Work instructions: Restate the records in their entirety, word for word.

## BEGIN Data shown

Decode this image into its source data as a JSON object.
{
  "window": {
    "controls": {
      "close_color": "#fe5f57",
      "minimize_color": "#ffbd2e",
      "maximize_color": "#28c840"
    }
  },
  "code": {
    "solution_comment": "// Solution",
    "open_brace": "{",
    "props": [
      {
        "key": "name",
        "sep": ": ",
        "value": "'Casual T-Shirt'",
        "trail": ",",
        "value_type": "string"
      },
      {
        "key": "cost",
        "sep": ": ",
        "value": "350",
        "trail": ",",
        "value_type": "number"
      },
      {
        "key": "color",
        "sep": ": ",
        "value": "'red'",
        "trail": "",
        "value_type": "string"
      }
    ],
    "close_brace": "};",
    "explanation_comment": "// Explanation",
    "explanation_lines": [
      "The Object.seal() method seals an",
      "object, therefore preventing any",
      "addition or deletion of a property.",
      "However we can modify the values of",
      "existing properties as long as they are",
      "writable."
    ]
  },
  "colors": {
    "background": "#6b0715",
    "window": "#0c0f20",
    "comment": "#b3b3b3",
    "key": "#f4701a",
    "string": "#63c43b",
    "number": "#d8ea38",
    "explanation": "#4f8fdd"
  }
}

## END Data shown

Result for this exercise:
Decode this image into its source data as a JSON object.
{
  "window": {
    "controls": {
      "close_color": "#fe5f57",
      "minimize_color": "#ffbd2e",
      "maximize_color": "#28c840"
    }
  },
  "code": {
    "solution_comment": "// Solution",
    "open_brace": "{",
    "props": [
      {
        "key": "name",
        "sep": ": ",
        "value": "'Casual T-Shirt'",
        "trail": ",",
        "value_type": "string"
      },
      {
        "key": "cost",
        "sep": ": ",
        "value": "350",
        "trail": ",",
        "value_type": "number"
      },
      {
        "key": "color",
        "sep": ": ",
        "value": "'red'",
        "trail": "",
        "value_type": "string"
      }
    ],
    "close_brace": "};",
    "explanation_comment": "// Explanation",
    "explanation_lines": [
      "The Object.seal() method seals an",
      "object, therefore preventing any",
      "addition or deletion of a property.",
      "However we can modify the values of",
      "existing properties as long as they are",
      "writable."
    ]
  },
  "colors": {
    "background": "#6b0715",
    "window": "#0c0f20",
    "comment": "#b3b3b3",
    "key": "#f4701a",
    "string": "#63c43b",
    "number": "#d8ea38",
    "explanation": "#4f8fdd"
  }
}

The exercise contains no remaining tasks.